## Task brief
Lift out all lines below that contain "median".

## Provided data
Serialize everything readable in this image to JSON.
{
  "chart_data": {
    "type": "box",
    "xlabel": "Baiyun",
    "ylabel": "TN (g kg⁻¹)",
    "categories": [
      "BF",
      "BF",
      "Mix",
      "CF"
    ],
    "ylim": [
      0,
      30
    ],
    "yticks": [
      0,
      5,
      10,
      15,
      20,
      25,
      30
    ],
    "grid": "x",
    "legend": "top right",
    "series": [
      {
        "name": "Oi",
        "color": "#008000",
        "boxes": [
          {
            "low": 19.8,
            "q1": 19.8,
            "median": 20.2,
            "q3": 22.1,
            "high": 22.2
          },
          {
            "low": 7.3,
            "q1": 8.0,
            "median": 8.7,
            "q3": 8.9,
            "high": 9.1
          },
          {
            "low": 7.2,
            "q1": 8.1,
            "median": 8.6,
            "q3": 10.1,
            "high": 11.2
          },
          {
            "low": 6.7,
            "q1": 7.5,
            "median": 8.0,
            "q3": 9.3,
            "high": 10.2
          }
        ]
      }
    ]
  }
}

## Finished exercise
            "median": 20.2,
            "median": 8.7,
            "median": 8.6,
            "median": 8.0,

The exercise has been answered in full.